Could you write out the records below exactly as they appear, leaving out any pictures?

→ Stored entries:
---+---

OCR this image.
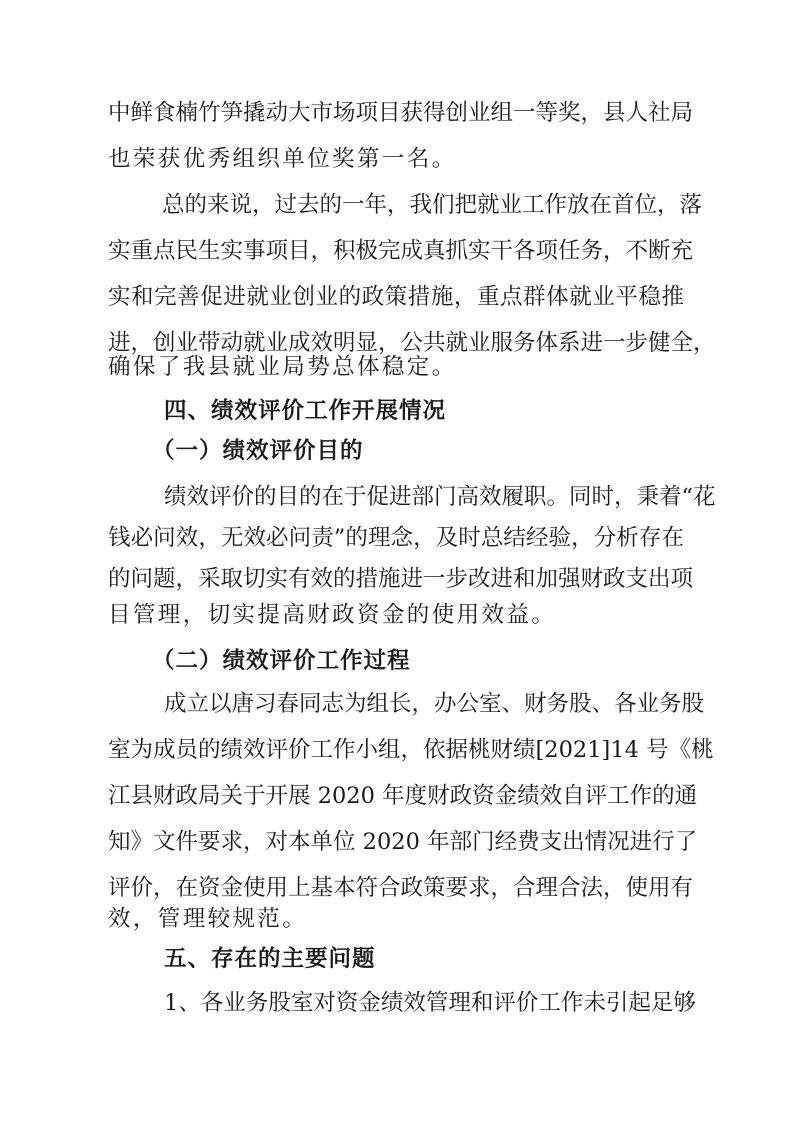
中鲜食楠竹笋撬动大市场项目获得创业组一等奖，县人社局
也荣获优秀组织单位奖第一名。
总的来说，过去的一年，我们把就业工作放在首位，落
实重点民生实事项目，积极完成真抓实干各项任务，不断充
实和完善促进就业创业的政策措施，重点群体就业平稳推
进，创业带动就业成效明显，公共就业服务体系进一步健全，
确保了我县就业局势总体稳定。
四、绩效评价工作开展情况
（一）绩效评价目的
绩效评价的目的在于促进部门高效履职。同时，秉着“花
钱必问效，无效必问责”的理念，及时总结经验，分析存在
的问题，采取切实有效的措施进一步改进和加强财政支出项
目管理，切实提高财政资金的使用效益。
（二）绩效评价工作过程
成立以唐习春同志为组长，办公室、财务股、各业务股
室为成员的绩效评价工作小组，依据桃财绩[2021]14 号《桃
江县财政局关于开展 2020 年度财政资金绩效自评工作的通
知》文件要求，对本单位 2020 年部门经费支出情况进行了
评价，在资金使用上基本符合政策要求，合理合法，使用有
效，管理较规范。
五、存在的主要问题
1、各业务股室对资金绩效管理和评价工作未引起足够
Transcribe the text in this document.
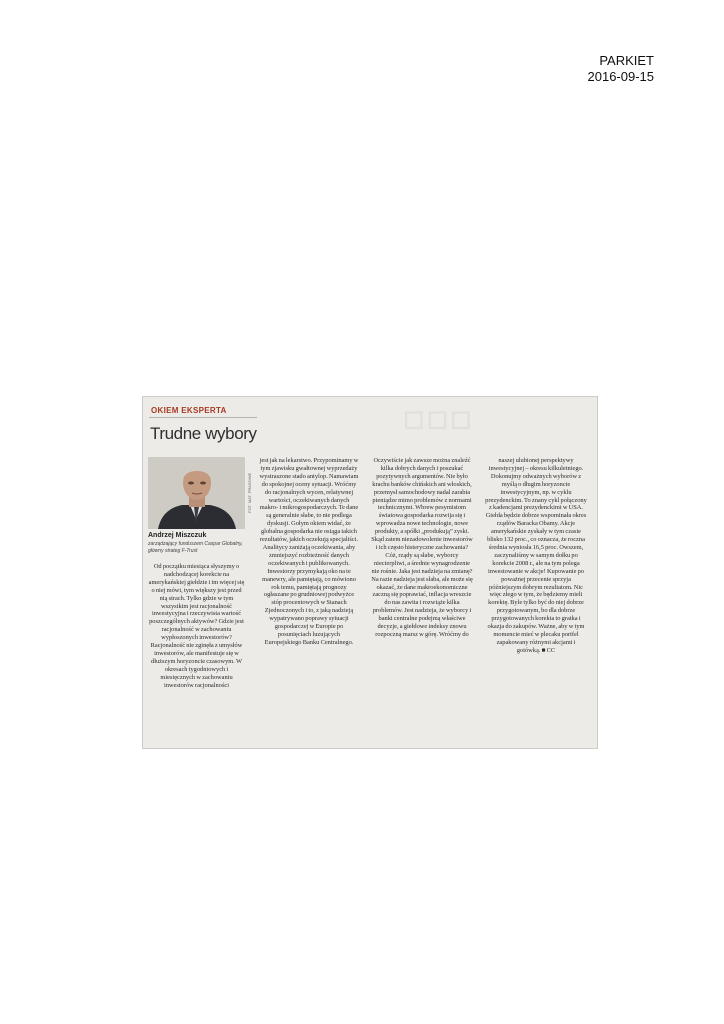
PARKIET
2016-09-15
◻◻◻
OKIEM EKSPERTA
Trudne wybory
FOT. MAT. PRASOWE
Andrzej Miszczuk
zarządzający funduszem Caspar Globalny, główny strateg F-Trust

Od początku miesiąca słyszymy o nadchodzącej korekcie na amerykańskiej giełdzie i im więcej się o niej mówi, tym większy jest przed nią strach. Tylko gdzie w tym wszystkim jest racjonalność inwestycyjna i rzeczywista wartość poszczególnych aktywów? Gdzie jest racjonalność w zachowaniu wypłoszonych inwestorów?

Racjonalność nie zginęła z umysłów inwestorów, ale manifestuje się w dłuższym horyzoncie czasowym. W okresach tygodniowych i miesięcznych w zachowaniu inwestorów racjonalności

jest jak na lekarstwo. Przypominamy w tym zjawisku gwałtownej wyprzedaży wystraszone stado antylop. Namawiam do spokojnej oceny sytuacji. Wróćmy do racjonalnych wycen, relatywnej wartości, oczekiwanych danych makro- i mikrogospodarczych. Te dane są generalnie słabe, to nie podlega dyskusji. Gołym okiem widać, że globalna gospodarka nie osiąga takich rezultatów, jakich oczekują specjaliści. Analitycy zaniżają oczekiwania, aby zmniejszyć rozbieżność danych oczekiwanych i publikowanych. Inwestorzy przymykają oko na te manewry, ale pamiętają, co mówiono rok temu, pamiętają prognozy ogłaszane po grudniowej podwyżce stóp procentowych w Stanach Zjednoczonych i to, z jaką nadzieją wypatrywano poprawy sytuacji gospodarczej w Europie po posunięciach luzujących Europejskiego Banku Centralnego.

Oczywiście jak zawsze można znaleźć kilka dobrych danych i poszukać pozytywnych argumentów. Nie było krachu banków chińskich ani włoskich, przemysł samochodowy nadal zarabia pieniądze mimo problemów z normami technicznymi. Wbrew pesymistom światowa gospodarka rozwija się i wprowadza nowe technologie, nowe produkty, a spółki „produkują” zyski.

Skąd zatem niezadowolenie inwestorów i ich często histeryczne zachowania? Cóż, rządy są słabe, wyborcy niecierpliwi, a średnie wynagrodzenie nie rośnie. Jaka jest nadzieja na zmianę? Na razie nadzieja jest słaba, ale może się okazać, że dane makroekonomiczne zaczną się poprawiać, inflacja wreszcie do nas zawita i rozwiąże kilka problemów. Jest nadzieja, że wyborcy i banki centralne podejmą właściwe decyzje, a giełdowe indeksy znowu rozpoczną marsz w górę. Wróćmy do

naszej ulubionej perspektywy inwestycyjnej – okresu kilkuletniego. Dokonujmy odważnych wyborów z myślą o długim horyzoncie inwestycyjnym, np. w cyklu prezydenckim. To znany cykl połączony z kadencjami prezydenckimi w USA.

Giełda będzie dobrze wspominała okres rządów Baracka Obamy. Akcje amerykańskie zyskały w tym czasie blisko 132 proc., co oznacza, że roczna średnia wyniosła 16,5 proc. Owszem, zaczynaliśmy w samym dołku po korekcie 2008 r., ale na tym polega inwestowanie w akcje! Kupowanie po poważnej przecenie sprzyja późniejszym dobrym rezultatom. Nic więc złego w tym, że będziemy mieli korektę. Byle tylko być do niej dobrze przygotowanym, bo dla dobrze przygotowanych korekta to gratka i okazja do zakupów. Ważne, aby w tym momencie mieć w plecaku portfel zapakowany różnymi akcjami i gotówką. ■ CC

---+---

→ Answer to the problem:
OCR this image.
中鲜食楠竹笋撬动大市场项目获得创业组一等奖，县人社局
也荣获优秀组织单位奖第一名。
总的来说，过去的一年，我们把就业工作放在首位，落
实重点民生实事项目，积极完成真抓实干各项任务，不断充
实和完善促进就业创业的政策措施，重点群体就业平稳推
进，创业带动就业成效明显，公共就业服务体系进一步健全，
确保了我县就业局势总体稳定。
四、绩效评价工作开展情况
（一）绩效评价目的
绩效评价的目的在于促进部门高效履职。同时，秉着“花
钱必问效，无效必问责”的理念，及时总结经验，分析存在
的问题，采取切实有效的措施进一步改进和加强财政支出项
目管理，切实提高财政资金的使用效益。
（二）绩效评价工作过程
成立以唐习春同志为组长，办公室、财务股、各业务股
室为成员的绩效评价工作小组，依据桃财绩[2021]14 号《桃
江县财政局关于开展 2020 年度财政资金绩效自评工作的通
知》文件要求，对本单位 2020 年部门经费支出情况进行了
评价，在资金使用上基本符合政策要求，合理合法，使用有
效，管理较规范。
五、存在的主要问题
1、各业务股室对资金绩效管理和评价工作未引起足够
Transcribe the text in this document.
PARKIET
2016-09-15
◻◻◻
OKIEM EKSPERTA
Trudne wybory
FOT. MAT. PRASOWE
Andrzej Miszczuk
zarządzający funduszem Caspar Globalny, główny strateg F-Trust

Od początku miesiąca słyszymy o nadchodzącej korekcie na amerykańskiej giełdzie i im więcej się o niej mówi, tym większy jest przed nią strach. Tylko gdzie w tym wszystkim jest racjonalność inwestycyjna i rzeczywista wartość poszczególnych aktywów? Gdzie jest racjonalność w zachowaniu wypłoszonych inwestorów?

Racjonalność nie zginęła z umysłów inwestorów, ale manifestuje się w dłuższym horyzoncie czasowym. W okresach tygodniowych i miesięcznych w zachowaniu inwestorów racjonalności

jest jak na lekarstwo. Przypominamy w tym zjawisku gwałtownej wyprzedaży wystraszone stado antylop. Namawiam do spokojnej oceny sytuacji. Wróćmy do racjonalnych wycen, relatywnej wartości, oczekiwanych danych makro- i mikrogospodarczych. Te dane są generalnie słabe, to nie podlega dyskusji. Gołym okiem widać, że globalna gospodarka nie osiąga takich rezultatów, jakich oczekują specjaliści. Analitycy zaniżają oczekiwania, aby zmniejszyć rozbieżność danych oczekiwanych i publikowanych. Inwestorzy przymykają oko na te manewry, ale pamiętają, co mówiono rok temu, pamiętają prognozy ogłaszane po grudniowej podwyżce stóp procentowych w Stanach Zjednoczonych i to, z jaką nadzieją wypatrywano poprawy sytuacji gospodarczej w Europie po posunięciach luzujących Europejskiego Banku Centralnego.

Oczywiście jak zawsze można znaleźć kilka dobrych danych i poszukać pozytywnych argumentów. Nie było krachu banków chińskich ani włoskich, przemysł samochodowy nadal zarabia pieniądze mimo problemów z normami technicznymi. Wbrew pesymistom światowa gospodarka rozwija się i wprowadza nowe technologie, nowe produkty, a spółki „produkują” zyski.

Skąd zatem niezadowolenie inwestorów i ich często histeryczne zachowania? Cóż, rządy są słabe, wyborcy niecierpliwi, a średnie wynagrodzenie nie rośnie. Jaka jest nadzieja na zmianę? Na razie nadzieja jest słaba, ale może się okazać, że dane makroekonomiczne zaczną się poprawiać, inflacja wreszcie do nas zawita i rozwiąże kilka problemów. Jest nadzieja, że wyborcy i banki centralne podejmą właściwe decyzje, a giełdowe indeksy znowu rozpoczną marsz w górę. Wróćmy do

naszej ulubionej perspektywy inwestycyjnej – okresu kilkuletniego. Dokonujmy odważnych wyborów z myślą o długim horyzoncie inwestycyjnym, np. w cyklu prezydenckim. To znany cykl połączony z kadencjami prezydenckimi w USA.

Giełda będzie dobrze wspominała okres rządów Baracka Obamy. Akcje amerykańskie zyskały w tym czasie blisko 132 proc., co oznacza, że roczna średnia wyniosła 16,5 proc. Owszem, zaczynaliśmy w samym dołku po korekcie 2008 r., ale na tym polega inwestowanie w akcje! Kupowanie po poważnej przecenie sprzyja późniejszym dobrym rezultatom. Nic więc złego w tym, że będziemy mieli korektę. Byle tylko być do niej dobrze przygotowanym, bo dla dobrze przygotowanych korekta to gratka i okazja do zakupów. Ważne, aby w tym momencie mieć w plecaku portfel zapakowany różnymi akcjami i gotówką. ■ CC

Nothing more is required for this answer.